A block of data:
>> START

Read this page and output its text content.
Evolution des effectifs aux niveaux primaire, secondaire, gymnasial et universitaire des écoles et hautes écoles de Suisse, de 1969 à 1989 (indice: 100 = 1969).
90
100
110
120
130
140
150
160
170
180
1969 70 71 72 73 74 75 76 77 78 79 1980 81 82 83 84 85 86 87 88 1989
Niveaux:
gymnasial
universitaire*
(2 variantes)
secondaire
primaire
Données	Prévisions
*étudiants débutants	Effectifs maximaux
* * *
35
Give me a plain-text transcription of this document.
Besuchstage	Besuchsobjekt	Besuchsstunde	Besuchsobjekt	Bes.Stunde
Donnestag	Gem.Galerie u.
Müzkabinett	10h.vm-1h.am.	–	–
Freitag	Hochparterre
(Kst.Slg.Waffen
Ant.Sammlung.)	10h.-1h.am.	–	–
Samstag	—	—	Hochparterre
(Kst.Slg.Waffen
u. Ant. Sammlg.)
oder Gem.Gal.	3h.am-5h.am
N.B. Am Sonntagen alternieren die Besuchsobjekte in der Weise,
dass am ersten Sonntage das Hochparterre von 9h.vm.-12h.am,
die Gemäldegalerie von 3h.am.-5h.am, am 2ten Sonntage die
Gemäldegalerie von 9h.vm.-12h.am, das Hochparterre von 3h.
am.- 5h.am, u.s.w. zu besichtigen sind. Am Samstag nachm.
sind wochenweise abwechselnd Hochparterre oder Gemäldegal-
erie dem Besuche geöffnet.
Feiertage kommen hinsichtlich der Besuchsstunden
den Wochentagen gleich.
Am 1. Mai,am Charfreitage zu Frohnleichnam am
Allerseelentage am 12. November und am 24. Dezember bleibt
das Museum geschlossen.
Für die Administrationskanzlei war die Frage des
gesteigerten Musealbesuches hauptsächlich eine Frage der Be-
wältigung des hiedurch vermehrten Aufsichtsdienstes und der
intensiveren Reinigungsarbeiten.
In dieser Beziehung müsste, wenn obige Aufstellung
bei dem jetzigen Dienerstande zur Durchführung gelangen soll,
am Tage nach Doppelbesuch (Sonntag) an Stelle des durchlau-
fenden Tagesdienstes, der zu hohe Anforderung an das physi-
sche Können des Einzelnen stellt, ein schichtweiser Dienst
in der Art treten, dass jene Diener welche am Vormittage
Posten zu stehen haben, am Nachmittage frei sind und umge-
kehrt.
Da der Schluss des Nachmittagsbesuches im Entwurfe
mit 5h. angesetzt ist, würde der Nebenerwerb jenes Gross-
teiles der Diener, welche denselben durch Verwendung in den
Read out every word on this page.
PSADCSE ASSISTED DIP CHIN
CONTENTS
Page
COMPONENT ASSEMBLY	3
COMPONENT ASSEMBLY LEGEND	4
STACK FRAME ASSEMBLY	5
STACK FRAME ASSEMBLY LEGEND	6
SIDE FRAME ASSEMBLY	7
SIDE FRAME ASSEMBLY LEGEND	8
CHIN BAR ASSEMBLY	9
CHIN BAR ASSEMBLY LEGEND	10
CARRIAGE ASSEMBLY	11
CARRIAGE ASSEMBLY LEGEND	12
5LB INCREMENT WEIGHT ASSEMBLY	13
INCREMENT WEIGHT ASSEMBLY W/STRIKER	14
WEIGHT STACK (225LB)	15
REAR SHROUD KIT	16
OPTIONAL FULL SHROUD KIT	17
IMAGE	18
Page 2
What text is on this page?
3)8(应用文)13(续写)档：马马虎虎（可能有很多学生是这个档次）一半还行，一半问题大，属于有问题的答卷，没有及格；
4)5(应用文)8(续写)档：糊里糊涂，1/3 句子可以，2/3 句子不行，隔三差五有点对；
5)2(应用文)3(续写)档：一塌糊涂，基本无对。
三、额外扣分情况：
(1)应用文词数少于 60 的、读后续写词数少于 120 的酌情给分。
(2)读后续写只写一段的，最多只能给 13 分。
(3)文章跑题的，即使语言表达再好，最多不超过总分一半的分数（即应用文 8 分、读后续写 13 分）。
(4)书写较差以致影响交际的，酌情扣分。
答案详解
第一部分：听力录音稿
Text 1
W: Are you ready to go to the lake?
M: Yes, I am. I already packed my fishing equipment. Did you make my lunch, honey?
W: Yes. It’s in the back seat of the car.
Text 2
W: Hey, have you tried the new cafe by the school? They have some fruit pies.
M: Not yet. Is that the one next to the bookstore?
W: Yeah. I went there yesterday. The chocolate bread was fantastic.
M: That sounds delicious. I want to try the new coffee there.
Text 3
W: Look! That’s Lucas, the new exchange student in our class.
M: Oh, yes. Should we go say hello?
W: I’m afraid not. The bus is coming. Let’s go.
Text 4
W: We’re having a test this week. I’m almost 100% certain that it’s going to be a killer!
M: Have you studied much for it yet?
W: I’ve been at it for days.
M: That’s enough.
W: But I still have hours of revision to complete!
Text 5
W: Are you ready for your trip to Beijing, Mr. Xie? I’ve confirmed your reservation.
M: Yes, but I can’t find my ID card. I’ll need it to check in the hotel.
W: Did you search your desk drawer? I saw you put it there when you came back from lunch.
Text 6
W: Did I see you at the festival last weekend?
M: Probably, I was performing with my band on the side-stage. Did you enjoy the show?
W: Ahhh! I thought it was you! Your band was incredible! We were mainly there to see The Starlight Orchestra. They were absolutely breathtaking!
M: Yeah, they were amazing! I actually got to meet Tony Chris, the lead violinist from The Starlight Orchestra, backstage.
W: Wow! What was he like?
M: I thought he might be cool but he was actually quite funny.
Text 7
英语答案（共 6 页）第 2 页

>> END

> Given exercise:
Repeat the records above exactly, leaving none out.

> Correct output:
Read this page and output its text content.
Evolution des effectifs aux niveaux primaire, secondaire, gymnasial et universitaire des écoles et hautes écoles de Suisse, de 1969 à 1989 (indice: 100 = 1969).
90
100
110
120
130
140
150
160
170
180
1969 70 71 72 73 74 75 76 77 78 79 1980 81 82 83 84 85 86 87 88 1989
Niveaux:
gymnasial
universitaire*
(2 variantes)
secondaire
primaire
Données	Prévisions
*étudiants débutants	Effectifs maximaux
* * *
35
Give me a plain-text transcription of this document.
Besuchstage	Besuchsobjekt	Besuchsstunde	Besuchsobjekt	Bes.Stunde
Donnestag	Gem.Galerie u.
Müzkabinett	10h.vm-1h.am.	–	–
Freitag	Hochparterre
(Kst.Slg.Waffen
Ant.Sammlung.)	10h.-1h.am.	–	–
Samstag	—	—	Hochparterre
(Kst.Slg.Waffen
u. Ant. Sammlg.)
oder Gem.Gal.	3h.am-5h.am
N.B. Am Sonntagen alternieren die Besuchsobjekte in der Weise,
dass am ersten Sonntage das Hochparterre von 9h.vm.-12h.am,
die Gemäldegalerie von 3h.am.-5h.am, am 2ten Sonntage die
Gemäldegalerie von 9h.vm.-12h.am, das Hochparterre von 3h.
am.- 5h.am, u.s.w. zu besichtigen sind. Am Samstag nachm.
sind wochenweise abwechselnd Hochparterre oder Gemäldegal-
erie dem Besuche geöffnet.
Feiertage kommen hinsichtlich der Besuchsstunden
den Wochentagen gleich.
Am 1. Mai,am Charfreitage zu Frohnleichnam am
Allerseelentage am 12. November und am 24. Dezember bleibt
das Museum geschlossen.
Für die Administrationskanzlei war die Frage des
gesteigerten Musealbesuches hauptsächlich eine Frage der Be-
wältigung des hiedurch vermehrten Aufsichtsdienstes und der
intensiveren Reinigungsarbeiten.
In dieser Beziehung müsste, wenn obige Aufstellung
bei dem jetzigen Dienerstande zur Durchführung gelangen soll,
am Tage nach Doppelbesuch (Sonntag) an Stelle des durchlau-
fenden Tagesdienstes, der zu hohe Anforderung an das physi-
sche Können des Einzelnen stellt, ein schichtweiser Dienst
in der Art treten, dass jene Diener welche am Vormittage
Posten zu stehen haben, am Nachmittage frei sind und umge-
kehrt.
Da der Schluss des Nachmittagsbesuches im Entwurfe
mit 5h. angesetzt ist, würde der Nebenerwerb jenes Gross-
teiles der Diener, welche denselben durch Verwendung in den
Read out every word on this page.
PSADCSE ASSISTED DIP CHIN
CONTENTS
Page
COMPONENT ASSEMBLY	3
COMPONENT ASSEMBLY LEGEND	4
STACK FRAME ASSEMBLY	5
STACK FRAME ASSEMBLY LEGEND	6
SIDE FRAME ASSEMBLY	7
SIDE FRAME ASSEMBLY LEGEND	8
CHIN BAR ASSEMBLY	9
CHIN BAR ASSEMBLY LEGEND	10
CARRIAGE ASSEMBLY	11
CARRIAGE ASSEMBLY LEGEND	12
5LB INCREMENT WEIGHT ASSEMBLY	13
INCREMENT WEIGHT ASSEMBLY W/STRIKER	14
WEIGHT STACK (225LB)	15
REAR SHROUD KIT	16
OPTIONAL FULL SHROUD KIT	17
IMAGE	18
Page 2
What text is on this page?
3)8(应用文)13(续写)档：马马虎虎（可能有很多学生是这个档次）一半还行，一半问题大，属于有问题的答卷，没有及格；
4)5(应用文)8(续写)档：糊里糊涂，1/3 句子可以，2/3 句子不行，隔三差五有点对；
5)2(应用文)3(续写)档：一塌糊涂，基本无对。
三、额外扣分情况：
(1)应用文词数少于 60 的、读后续写词数少于 120 的酌情给分。
(2)读后续写只写一段的，最多只能给 13 分。
(3)文章跑题的，即使语言表达再好，最多不超过总分一半的分数（即应用文 8 分、读后续写 13 分）。
(4)书写较差以致影响交际的，酌情扣分。
答案详解
第一部分：听力录音稿
Text 1
W: Are you ready to go to the lake?
M: Yes, I am. I already packed my fishing equipment. Did you make my lunch, honey?
W: Yes. It’s in the back seat of the car.
Text 2
W: Hey, have you tried the new cafe by the school? They have some fruit pies.
M: Not yet. Is that the one next to the bookstore?
W: Yeah. I went there yesterday. The chocolate bread was fantastic.
M: That sounds delicious. I want to try the new coffee there.
Text 3
W: Look! That’s Lucas, the new exchange student in our class.
M: Oh, yes. Should we go say hello?
W: I’m afraid not. The bus is coming. Let’s go.
Text 4
W: We’re having a test this week. I’m almost 100% certain that it’s going to be a killer!
M: Have you studied much for it yet?
W: I’ve been at it for days.
M: That’s enough.
W: But I still have hours of revision to complete!
Text 5
W: Are you ready for your trip to Beijing, Mr. Xie? I’ve confirmed your reservation.
M: Yes, but I can’t find my ID card. I’ll need it to check in the hotel.
W: Did you search your desk drawer? I saw you put it there when you came back from lunch.
Text 6
W: Did I see you at the festival last weekend?
M: Probably, I was performing with my band on the side-stage. Did you enjoy the show?
W: Ahhh! I thought it was you! Your band was incredible! We were mainly there to see The Starlight Orchestra. They were absolutely breathtaking!
M: Yeah, they were amazing! I actually got to meet Tony Chris, the lead violinist from The Starlight Orchestra, backstage.
W: Wow! What was he like?
M: I thought he might be cool but he was actually quite funny.
Text 7
英语答案（共 6 页）第 2 页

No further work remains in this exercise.